:: SOURCE RECORDS ::
=-=-=-=-=
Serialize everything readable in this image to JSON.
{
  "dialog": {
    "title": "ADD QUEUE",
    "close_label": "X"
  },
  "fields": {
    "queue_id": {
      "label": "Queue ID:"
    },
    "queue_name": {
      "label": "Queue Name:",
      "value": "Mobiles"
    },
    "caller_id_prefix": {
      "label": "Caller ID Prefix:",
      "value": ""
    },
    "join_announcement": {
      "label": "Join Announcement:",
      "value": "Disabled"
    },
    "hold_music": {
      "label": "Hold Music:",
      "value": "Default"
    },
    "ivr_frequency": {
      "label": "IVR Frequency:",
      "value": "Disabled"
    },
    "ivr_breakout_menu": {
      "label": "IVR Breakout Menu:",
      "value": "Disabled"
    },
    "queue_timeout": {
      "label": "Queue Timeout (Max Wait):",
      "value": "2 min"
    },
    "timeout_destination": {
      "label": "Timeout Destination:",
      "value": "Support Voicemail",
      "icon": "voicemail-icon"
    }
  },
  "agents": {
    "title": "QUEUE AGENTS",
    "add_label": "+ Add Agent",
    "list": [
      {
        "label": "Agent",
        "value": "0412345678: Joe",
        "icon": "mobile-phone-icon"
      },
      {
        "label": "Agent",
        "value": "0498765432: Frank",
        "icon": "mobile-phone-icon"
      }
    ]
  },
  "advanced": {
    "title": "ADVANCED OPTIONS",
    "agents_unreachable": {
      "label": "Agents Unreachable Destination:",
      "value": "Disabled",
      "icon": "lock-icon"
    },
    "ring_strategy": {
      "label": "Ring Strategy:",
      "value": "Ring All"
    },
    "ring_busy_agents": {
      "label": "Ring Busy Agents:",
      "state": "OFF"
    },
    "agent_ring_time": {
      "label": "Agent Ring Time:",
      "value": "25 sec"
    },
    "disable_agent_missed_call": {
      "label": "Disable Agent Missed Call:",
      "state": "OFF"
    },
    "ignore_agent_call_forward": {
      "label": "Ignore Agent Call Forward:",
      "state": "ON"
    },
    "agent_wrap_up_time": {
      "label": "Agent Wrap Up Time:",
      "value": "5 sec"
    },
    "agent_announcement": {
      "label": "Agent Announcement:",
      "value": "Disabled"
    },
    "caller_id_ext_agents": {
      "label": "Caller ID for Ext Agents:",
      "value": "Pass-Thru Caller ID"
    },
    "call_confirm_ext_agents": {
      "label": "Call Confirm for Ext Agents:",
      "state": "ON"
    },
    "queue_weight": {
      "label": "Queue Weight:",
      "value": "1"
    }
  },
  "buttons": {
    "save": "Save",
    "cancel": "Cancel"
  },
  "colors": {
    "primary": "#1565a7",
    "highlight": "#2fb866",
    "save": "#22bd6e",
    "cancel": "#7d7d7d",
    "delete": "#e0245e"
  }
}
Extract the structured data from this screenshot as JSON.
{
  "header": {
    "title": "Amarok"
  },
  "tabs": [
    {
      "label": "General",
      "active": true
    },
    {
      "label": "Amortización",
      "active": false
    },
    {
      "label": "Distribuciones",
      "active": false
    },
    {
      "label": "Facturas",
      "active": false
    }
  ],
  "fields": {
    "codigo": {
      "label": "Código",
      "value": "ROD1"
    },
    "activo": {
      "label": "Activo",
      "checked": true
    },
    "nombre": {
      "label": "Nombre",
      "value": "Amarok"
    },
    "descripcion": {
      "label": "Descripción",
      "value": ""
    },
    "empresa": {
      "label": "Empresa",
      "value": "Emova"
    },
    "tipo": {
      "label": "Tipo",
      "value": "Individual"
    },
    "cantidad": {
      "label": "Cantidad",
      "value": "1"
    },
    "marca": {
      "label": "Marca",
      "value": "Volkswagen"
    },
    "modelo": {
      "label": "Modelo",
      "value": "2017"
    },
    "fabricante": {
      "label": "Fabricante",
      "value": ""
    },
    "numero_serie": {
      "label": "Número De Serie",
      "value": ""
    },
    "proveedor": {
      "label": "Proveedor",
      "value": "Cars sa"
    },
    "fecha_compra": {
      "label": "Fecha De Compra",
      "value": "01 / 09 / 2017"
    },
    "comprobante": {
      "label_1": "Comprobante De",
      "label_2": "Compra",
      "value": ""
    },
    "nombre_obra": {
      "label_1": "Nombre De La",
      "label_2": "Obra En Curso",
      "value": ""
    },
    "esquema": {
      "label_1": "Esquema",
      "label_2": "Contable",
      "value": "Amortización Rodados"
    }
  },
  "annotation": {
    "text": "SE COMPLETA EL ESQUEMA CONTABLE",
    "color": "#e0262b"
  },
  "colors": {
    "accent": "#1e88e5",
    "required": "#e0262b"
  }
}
=-=-=-=-=
:: EXERCISE ::
Transcribe all lines as written.

:: FINISHED ANSWER ::
Serialize everything readable in this image to JSON.
{
  "dialog": {
    "title": "ADD QUEUE",
    "close_label": "X"
  },
  "fields": {
    "queue_id": {
      "label": "Queue ID:"
    },
    "queue_name": {
      "label": "Queue Name:",
      "value": "Mobiles"
    },
    "caller_id_prefix": {
      "label": "Caller ID Prefix:",
      "value": ""
    },
    "join_announcement": {
      "label": "Join Announcement:",
      "value": "Disabled"
    },
    "hold_music": {
      "label": "Hold Music:",
      "value": "Default"
    },
    "ivr_frequency": {
      "label": "IVR Frequency:",
      "value": "Disabled"
    },
    "ivr_breakout_menu": {
      "label": "IVR Breakout Menu:",
      "value": "Disabled"
    },
    "queue_timeout": {
      "label": "Queue Timeout (Max Wait):",
      "value": "2 min"
    },
    "timeout_destination": {
      "label": "Timeout Destination:",
      "value": "Support Voicemail",
      "icon": "voicemail-icon"
    }
  },
  "agents": {
    "title": "QUEUE AGENTS",
    "add_label": "+ Add Agent",
    "list": [
      {
        "label": "Agent",
        "value": "0412345678: Joe",
        "icon": "mobile-phone-icon"
      },
      {
        "label": "Agent",
        "value": "0498765432: Frank",
        "icon": "mobile-phone-icon"
      }
    ]
  },
  "advanced": {
    "title": "ADVANCED OPTIONS",
    "agents_unreachable": {
      "label": "Agents Unreachable Destination:",
      "value": "Disabled",
      "icon": "lock-icon"
    },
    "ring_strategy": {
      "label": "Ring Strategy:",
      "value": "Ring All"
    },
    "ring_busy_agents": {
      "label": "Ring Busy Agents:",
      "state": "OFF"
    },
    "agent_ring_time": {
      "label": "Agent Ring Time:",
      "value": "25 sec"
    },
    "disable_agent_missed_call": {
      "label": "Disable Agent Missed Call:",
      "state": "OFF"
    },
    "ignore_agent_call_forward": {
      "label": "Ignore Agent Call Forward:",
      "state": "ON"
    },
    "agent_wrap_up_time": {
      "label": "Agent Wrap Up Time:",
      "value": "5 sec"
    },
    "agent_announcement": {
      "label": "Agent Announcement:",
      "value": "Disabled"
    },
    "caller_id_ext_agents": {
      "label": "Caller ID for Ext Agents:",
      "value": "Pass-Thru Caller ID"
    },
    "call_confirm_ext_agents": {
      "label": "Call Confirm for Ext Agents:",
      "state": "ON"
    },
    "queue_weight": {
      "label": "Queue Weight:",
      "value": "1"
    }
  },
  "buttons": {
    "save": "Save",
    "cancel": "Cancel"
  },
  "colors": {
    "primary": "#1565a7",
    "highlight": "#2fb866",
    "save": "#22bd6e",
    "cancel": "#7d7d7d",
    "delete": "#e0245e"
  }
}
Extract the structured data from this screenshot as JSON.
{
  "header": {
    "title": "Amarok"
  },
  "tabs": [
    {
      "label": "General",
      "active": true
    },
    {
      "label": "Amortización",
      "active": false
    },
    {
      "label": "Distribuciones",
      "active": false
    },
    {
      "label": "Facturas",
      "active": false
    }
  ],
  "fields": {
    "codigo": {
      "label": "Código",
      "value": "ROD1"
    },
    "activo": {
      "label": "Activo",
      "checked": true
    },
    "nombre": {
      "label": "Nombre",
      "value": "Amarok"
    },
    "descripcion": {
      "label": "Descripción",
      "value": ""
    },
    "empresa": {
      "label": "Empresa",
      "value": "Emova"
    },
    "tipo": {
      "label": "Tipo",
      "value": "Individual"
    },
    "cantidad": {
      "label": "Cantidad",
      "value": "1"
    },
    "marca": {
      "label": "Marca",
      "value": "Volkswagen"
    },
    "modelo": {
      "label": "Modelo",
      "value": "2017"
    },
    "fabricante": {
      "label": "Fabricante",
      "value": ""
    },
    "numero_serie": {
      "label": "Número De Serie",
      "value": ""
    },
    "proveedor": {
      "label": "Proveedor",
      "value": "Cars sa"
    },
    "fecha_compra": {
      "label": "Fecha De Compra",
      "value": "01 / 09 / 2017"
    },
    "comprobante": {
      "label_1": "Comprobante De",
      "label_2": "Compra",
      "value": ""
    },
    "nombre_obra": {
      "label_1": "Nombre De La",
      "label_2": "Obra En Curso",
      "value": ""
    },
    "esquema": {
      "label_1": "Esquema",
      "label_2": "Contable",
      "value": "Amortización Rodados"
    }
  },
  "annotation": {
    "text": "SE COMPLETA EL ESQUEMA CONTABLE",
    "color": "#e0262b"
  },
  "colors": {
    "accent": "#1e88e5",
    "required": "#e0262b"
  }
}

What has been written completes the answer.